To do:
Scan the data. Collect each line that contains the word "text".
---+---
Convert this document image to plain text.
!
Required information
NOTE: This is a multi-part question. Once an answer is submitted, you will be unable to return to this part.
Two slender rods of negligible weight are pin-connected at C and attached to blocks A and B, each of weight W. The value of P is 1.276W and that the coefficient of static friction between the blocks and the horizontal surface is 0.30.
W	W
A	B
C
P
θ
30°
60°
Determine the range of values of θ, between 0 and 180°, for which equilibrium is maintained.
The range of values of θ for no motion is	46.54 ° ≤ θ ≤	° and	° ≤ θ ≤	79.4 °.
---+---
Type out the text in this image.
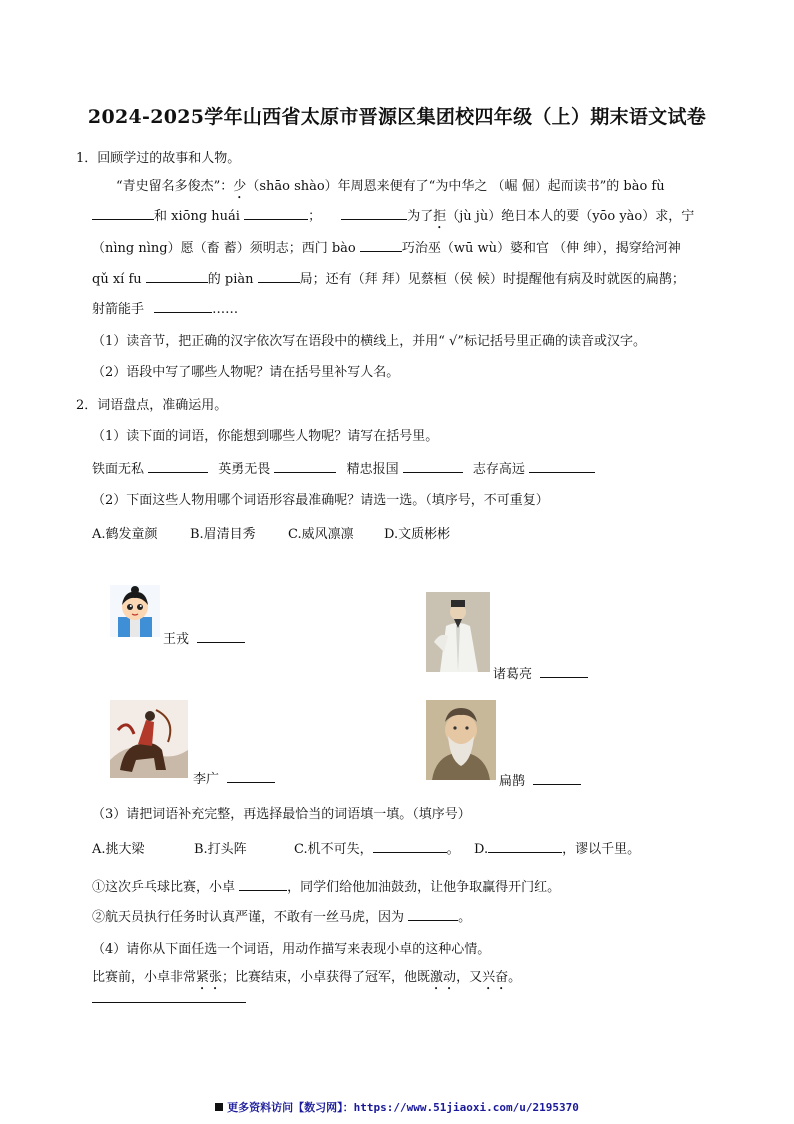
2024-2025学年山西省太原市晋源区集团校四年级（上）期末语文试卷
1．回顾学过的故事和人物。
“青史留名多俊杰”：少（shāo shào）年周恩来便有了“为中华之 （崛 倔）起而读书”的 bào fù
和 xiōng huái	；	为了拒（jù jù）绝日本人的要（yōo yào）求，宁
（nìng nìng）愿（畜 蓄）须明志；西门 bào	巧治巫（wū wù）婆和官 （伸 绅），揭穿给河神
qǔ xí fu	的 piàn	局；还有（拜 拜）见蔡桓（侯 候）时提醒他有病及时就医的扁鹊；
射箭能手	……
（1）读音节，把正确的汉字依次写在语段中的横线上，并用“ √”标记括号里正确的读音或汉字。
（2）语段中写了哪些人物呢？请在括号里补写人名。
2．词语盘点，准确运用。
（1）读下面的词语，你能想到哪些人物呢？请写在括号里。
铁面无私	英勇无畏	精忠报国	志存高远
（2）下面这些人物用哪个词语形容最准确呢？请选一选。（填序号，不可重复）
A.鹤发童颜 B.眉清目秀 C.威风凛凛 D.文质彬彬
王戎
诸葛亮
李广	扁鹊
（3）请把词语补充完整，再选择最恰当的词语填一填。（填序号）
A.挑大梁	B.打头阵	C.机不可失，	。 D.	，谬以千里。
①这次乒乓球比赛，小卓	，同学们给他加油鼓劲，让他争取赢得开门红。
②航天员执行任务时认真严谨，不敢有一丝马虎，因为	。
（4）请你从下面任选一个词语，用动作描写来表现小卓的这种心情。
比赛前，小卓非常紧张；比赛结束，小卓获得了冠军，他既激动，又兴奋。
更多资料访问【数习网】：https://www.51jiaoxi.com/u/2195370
---+---
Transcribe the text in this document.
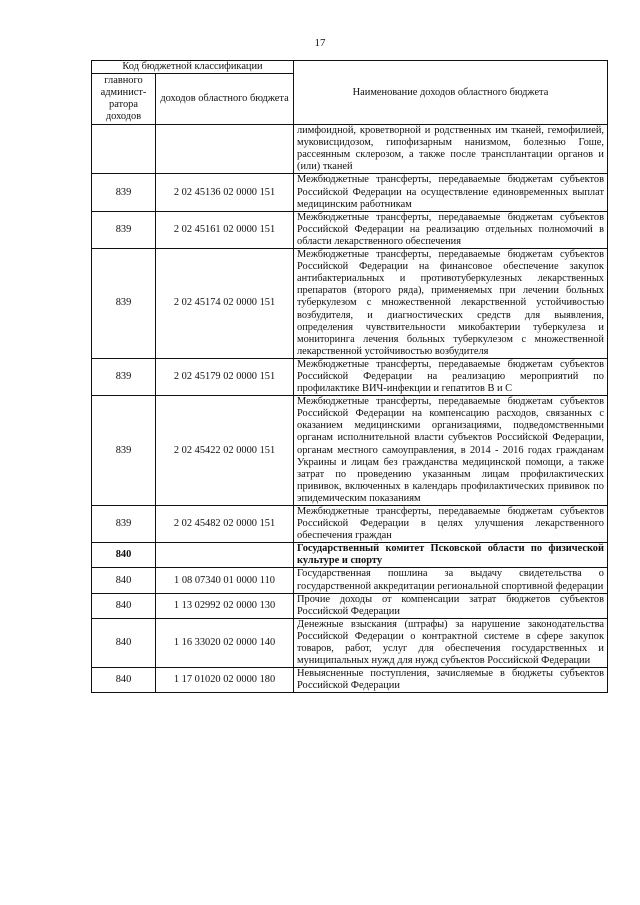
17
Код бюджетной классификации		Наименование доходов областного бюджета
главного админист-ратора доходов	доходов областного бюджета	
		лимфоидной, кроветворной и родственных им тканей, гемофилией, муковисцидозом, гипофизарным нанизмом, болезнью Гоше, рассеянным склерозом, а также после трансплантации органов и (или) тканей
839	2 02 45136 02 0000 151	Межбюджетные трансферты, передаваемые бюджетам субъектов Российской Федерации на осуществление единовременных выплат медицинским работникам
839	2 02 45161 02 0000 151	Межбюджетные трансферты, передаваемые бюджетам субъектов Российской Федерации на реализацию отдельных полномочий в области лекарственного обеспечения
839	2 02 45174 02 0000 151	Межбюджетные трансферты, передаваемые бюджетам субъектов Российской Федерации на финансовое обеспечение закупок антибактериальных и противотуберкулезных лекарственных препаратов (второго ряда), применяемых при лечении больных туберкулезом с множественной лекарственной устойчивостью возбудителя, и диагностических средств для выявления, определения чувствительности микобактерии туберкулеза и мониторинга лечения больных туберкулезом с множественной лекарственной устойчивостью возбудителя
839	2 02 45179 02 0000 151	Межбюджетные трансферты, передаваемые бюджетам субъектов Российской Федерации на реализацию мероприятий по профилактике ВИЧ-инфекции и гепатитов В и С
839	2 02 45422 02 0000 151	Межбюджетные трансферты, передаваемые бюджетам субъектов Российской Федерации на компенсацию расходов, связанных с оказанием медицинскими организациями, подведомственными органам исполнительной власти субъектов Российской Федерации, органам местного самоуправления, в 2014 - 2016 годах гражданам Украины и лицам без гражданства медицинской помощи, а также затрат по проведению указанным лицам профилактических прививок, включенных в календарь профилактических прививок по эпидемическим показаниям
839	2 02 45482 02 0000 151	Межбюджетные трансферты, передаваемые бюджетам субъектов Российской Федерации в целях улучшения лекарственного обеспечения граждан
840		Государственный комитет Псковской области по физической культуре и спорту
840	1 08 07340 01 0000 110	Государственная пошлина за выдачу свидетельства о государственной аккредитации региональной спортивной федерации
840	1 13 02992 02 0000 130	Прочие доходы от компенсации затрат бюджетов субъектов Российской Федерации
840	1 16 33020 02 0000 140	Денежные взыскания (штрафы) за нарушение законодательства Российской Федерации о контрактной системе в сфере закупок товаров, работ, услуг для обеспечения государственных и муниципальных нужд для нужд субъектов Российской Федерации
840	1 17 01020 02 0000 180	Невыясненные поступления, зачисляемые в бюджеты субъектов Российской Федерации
---+---
Response to this task:
Convert this document image to plain text.
Type out the text in this image.
Transcribe the text in this document.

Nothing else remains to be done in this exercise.